» TASK PROMPT: Identify all lines of the data containing the string "only" and copy them.

» GIVEN ENTRIES:
◆ ◆ ◆

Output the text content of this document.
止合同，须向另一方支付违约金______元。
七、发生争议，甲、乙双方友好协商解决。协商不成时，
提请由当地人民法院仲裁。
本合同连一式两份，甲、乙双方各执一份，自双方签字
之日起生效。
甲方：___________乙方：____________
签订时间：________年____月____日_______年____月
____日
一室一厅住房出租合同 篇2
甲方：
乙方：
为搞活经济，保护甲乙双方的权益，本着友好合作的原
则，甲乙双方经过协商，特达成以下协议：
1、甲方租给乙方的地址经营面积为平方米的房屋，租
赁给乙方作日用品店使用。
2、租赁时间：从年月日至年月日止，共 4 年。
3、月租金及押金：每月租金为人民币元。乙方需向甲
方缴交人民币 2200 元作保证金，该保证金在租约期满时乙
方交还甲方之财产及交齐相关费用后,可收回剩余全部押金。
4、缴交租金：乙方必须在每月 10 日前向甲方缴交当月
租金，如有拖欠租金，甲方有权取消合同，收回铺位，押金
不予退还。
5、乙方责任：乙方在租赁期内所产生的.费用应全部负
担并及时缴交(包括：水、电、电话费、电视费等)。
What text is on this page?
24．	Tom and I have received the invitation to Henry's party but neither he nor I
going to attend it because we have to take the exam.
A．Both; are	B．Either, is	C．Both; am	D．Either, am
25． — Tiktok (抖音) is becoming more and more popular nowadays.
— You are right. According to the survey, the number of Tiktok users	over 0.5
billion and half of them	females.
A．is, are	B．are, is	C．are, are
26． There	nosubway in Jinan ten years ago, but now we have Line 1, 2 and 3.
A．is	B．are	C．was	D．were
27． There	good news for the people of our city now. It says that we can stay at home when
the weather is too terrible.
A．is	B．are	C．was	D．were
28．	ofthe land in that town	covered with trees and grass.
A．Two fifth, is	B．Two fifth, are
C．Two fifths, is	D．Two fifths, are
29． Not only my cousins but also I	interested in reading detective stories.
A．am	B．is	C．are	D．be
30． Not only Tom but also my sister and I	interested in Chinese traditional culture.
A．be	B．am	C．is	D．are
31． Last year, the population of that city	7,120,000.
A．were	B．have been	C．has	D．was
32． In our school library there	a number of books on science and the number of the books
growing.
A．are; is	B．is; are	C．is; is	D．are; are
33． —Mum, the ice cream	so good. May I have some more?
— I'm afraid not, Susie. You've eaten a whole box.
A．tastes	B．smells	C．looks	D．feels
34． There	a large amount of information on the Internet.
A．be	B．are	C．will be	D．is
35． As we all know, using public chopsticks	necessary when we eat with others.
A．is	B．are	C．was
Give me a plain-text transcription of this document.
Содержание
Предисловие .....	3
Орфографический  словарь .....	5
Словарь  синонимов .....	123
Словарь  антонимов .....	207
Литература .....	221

◆ ◆ ◆

» EXERCISE RESPONSE:
29． Not only my cousins but also I	interested in reading detective stories.
30． Not only Tom but also my sister and I	interested in Chinese traditional culture.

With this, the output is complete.